MATERIALS PROVIDED:
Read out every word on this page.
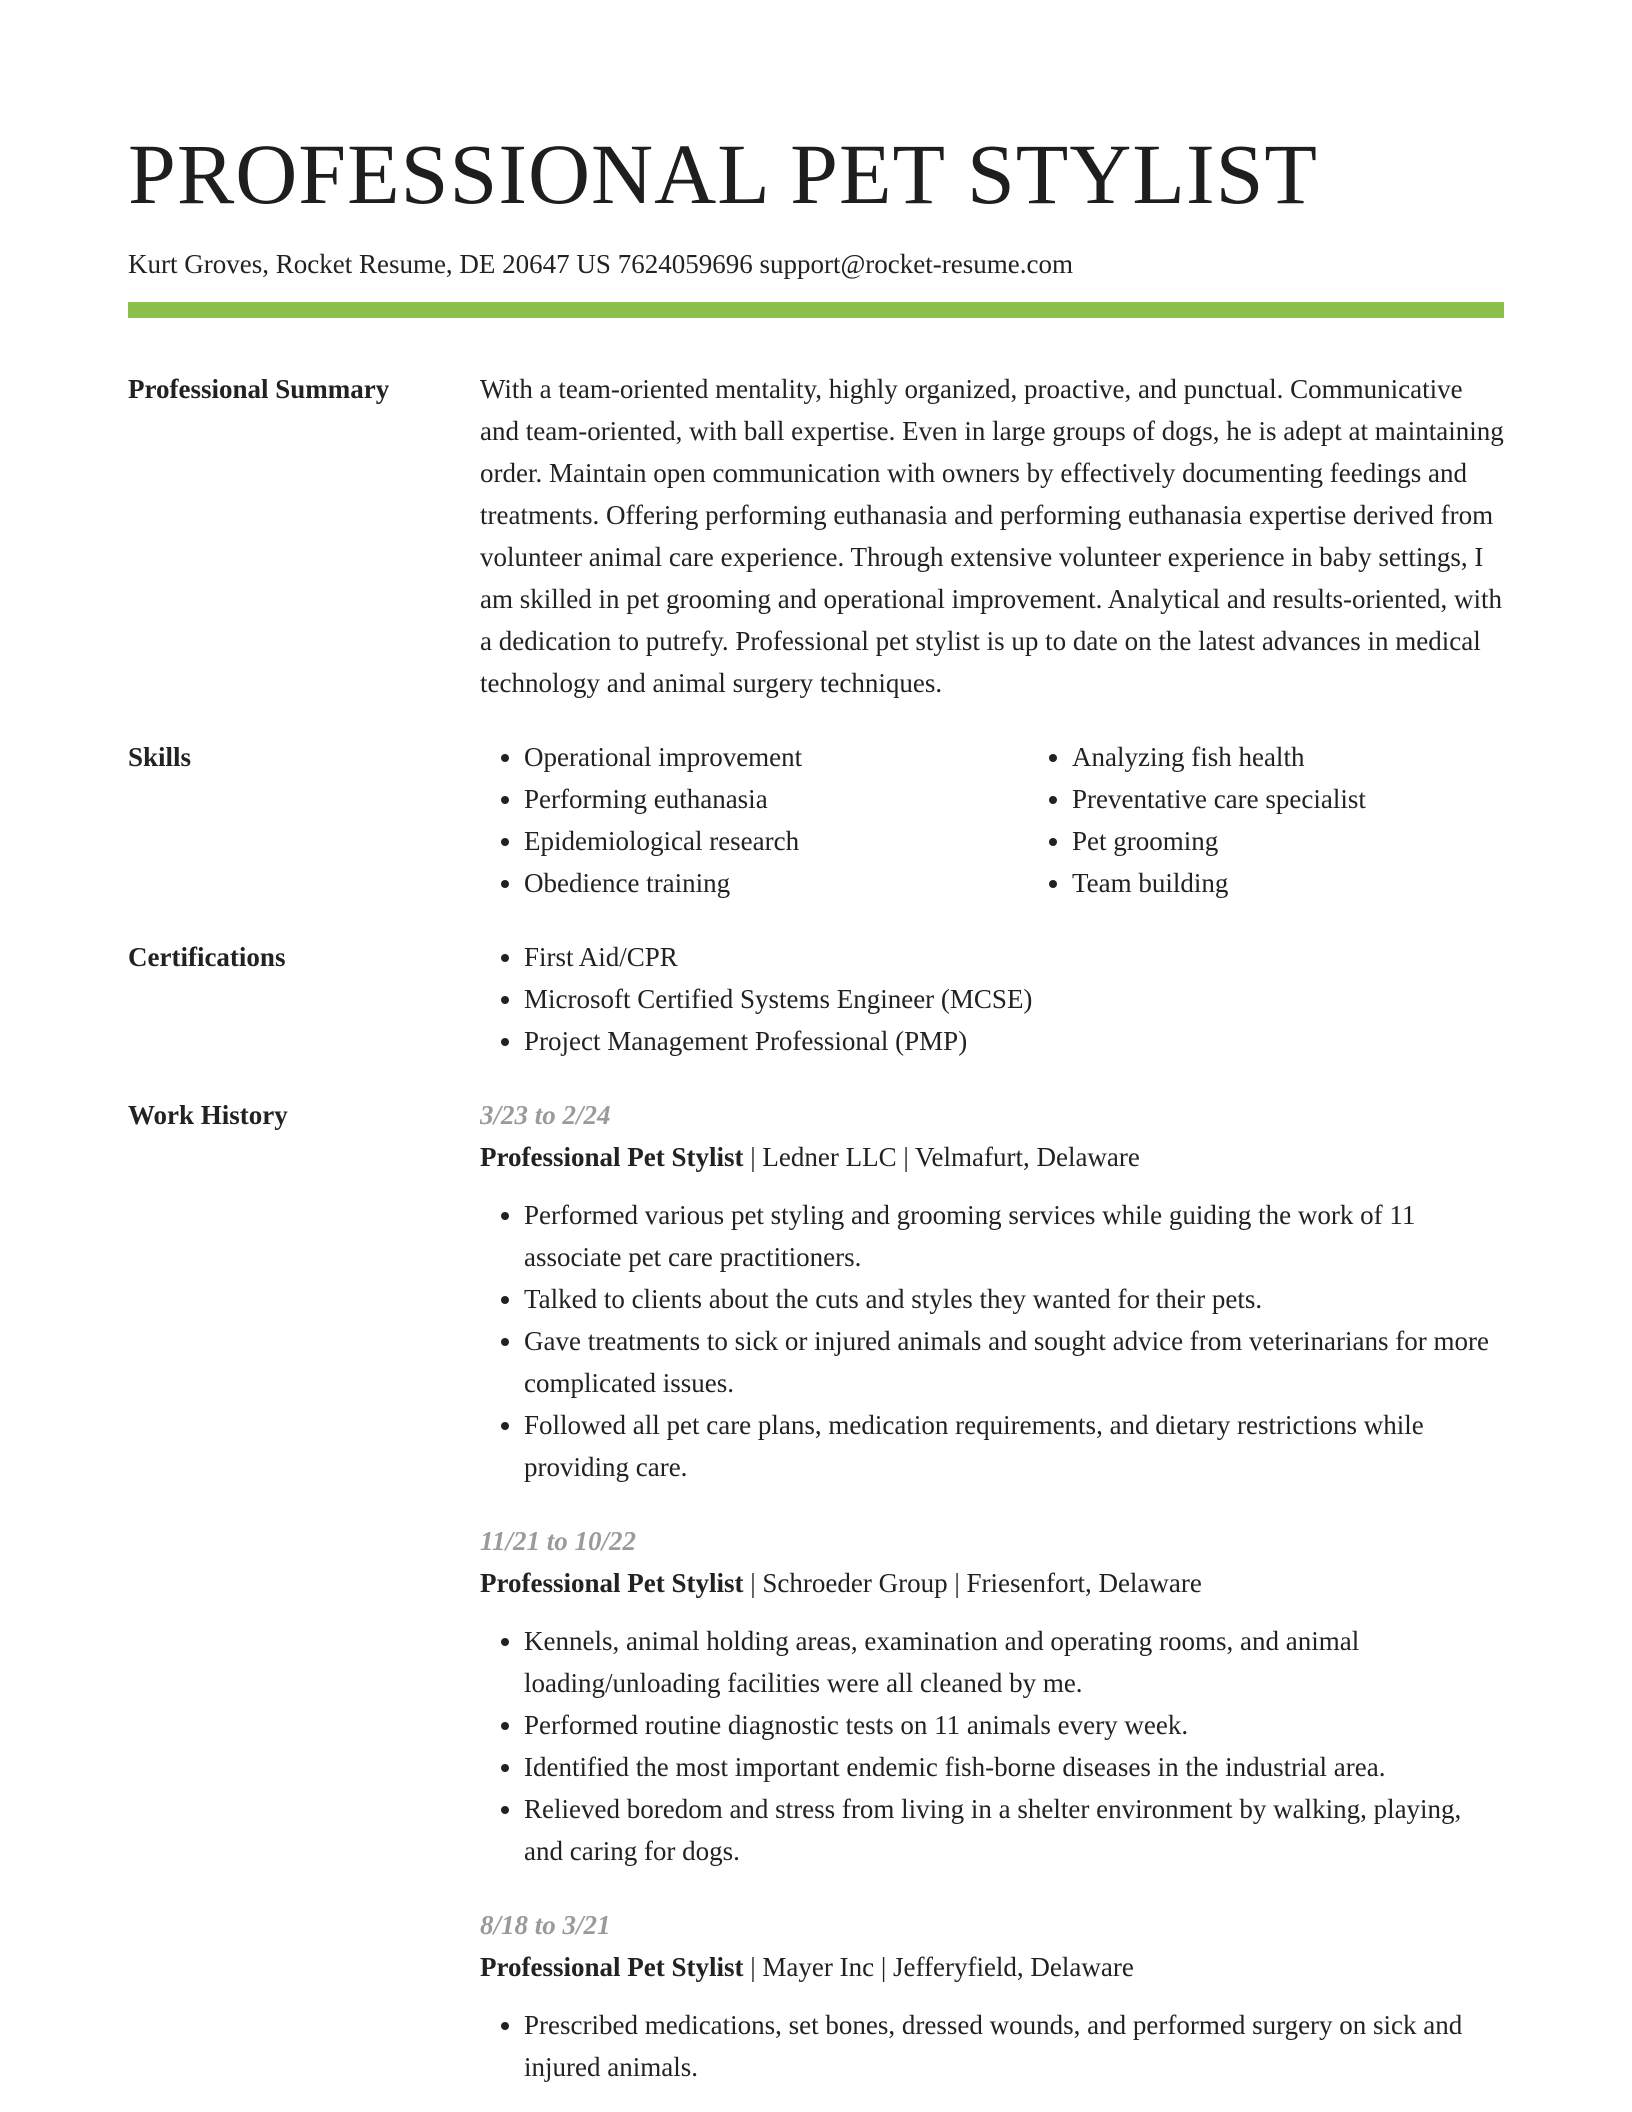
PROFESSIONAL PET STYLIST
Kurt Groves, Rocket Resume, DE 20647 US 7624059696 support@rocket-resume.com
Professional Summary	With a team-oriented mentality, highly organized, proactive, and punctual. Communicative and team-oriented, with ball expertise. Even in large groups of dogs, he is adept at maintaining order. Maintain open communication with owners by effectively documenting feedings and treatments. Offering performing euthanasia and performing euthanasia expertise derived from volunteer animal care experience. Through extensive volunteer experience in baby settings, I am skilled in pet grooming and operational improvement. Analytical and results-oriented, with a dedication to putrefy. Professional pet stylist is up to date on the latest advances in medical technology and animal surgery techniques.
Skills	• Operational improvement
• Performing euthanasia
• Epidemiological research
• Obedience training
• Analyzing fish health
• Preventative care specialist
• Pet grooming
• Team building
Certifications	• First Aid/CPR
• Microsoft Certified Systems Engineer (MCSE)
• Project Management Professional (PMP)
Work History	3/23 to 2/24
Professional Pet Stylist | Ledner LLC | Velmafurt, Delaware
• Performed various pet styling and grooming services while guiding the work of 11 associate pet care practitioners.
• Talked to clients about the cuts and styles they wanted for their pets.
• Gave treatments to sick or injured animals and sought advice from veterinarians for more complicated issues.
• Followed all pet care plans, medication requirements, and dietary restrictions while providing care.
11/21 to 10/22
Professional Pet Stylist | Schroeder Group | Friesenfort, Delaware
• Kennels, animal holding areas, examination and operating rooms, and animal loading/unloading facilities were all cleaned by me.
• Performed routine diagnostic tests on 11 animals every week.
• Identified the most important endemic fish-borne diseases in the industrial area.
• Relieved boredom and stress from living in a shelter environment by walking, playing, and caring for dogs.
8/18 to 3/21
Professional Pet Stylist | Mayer Inc | Jefferyfield, Delaware
• Prescribed medications, set bones, dressed wounds, and performed surgery on sick and injured animals.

TASK OBJECTIVE: Identify each line of the material where the word "treatments" shows up, and copy it.

TASK ANSWER:
Professional Summary	With a team-oriented mentality, highly organized, proactive, and punctual. Communicative and team-oriented, with ball expertise. Even in large groups of dogs, he is adept at maintaining order. Maintain open communication with owners by effectively documenting feedings and treatments. Offering performing euthanasia and performing euthanasia expertise derived from volunteer animal care experience. Through extensive volunteer experience in baby settings, I am skilled in pet grooming and operational improvement. Analytical and results-oriented, with a dedication to putrefy. Professional pet stylist is up to date on the latest advances in medical technology and animal surgery techniques.
• Gave treatments to sick or injured animals and sought advice from veterinarians for more complicated issues.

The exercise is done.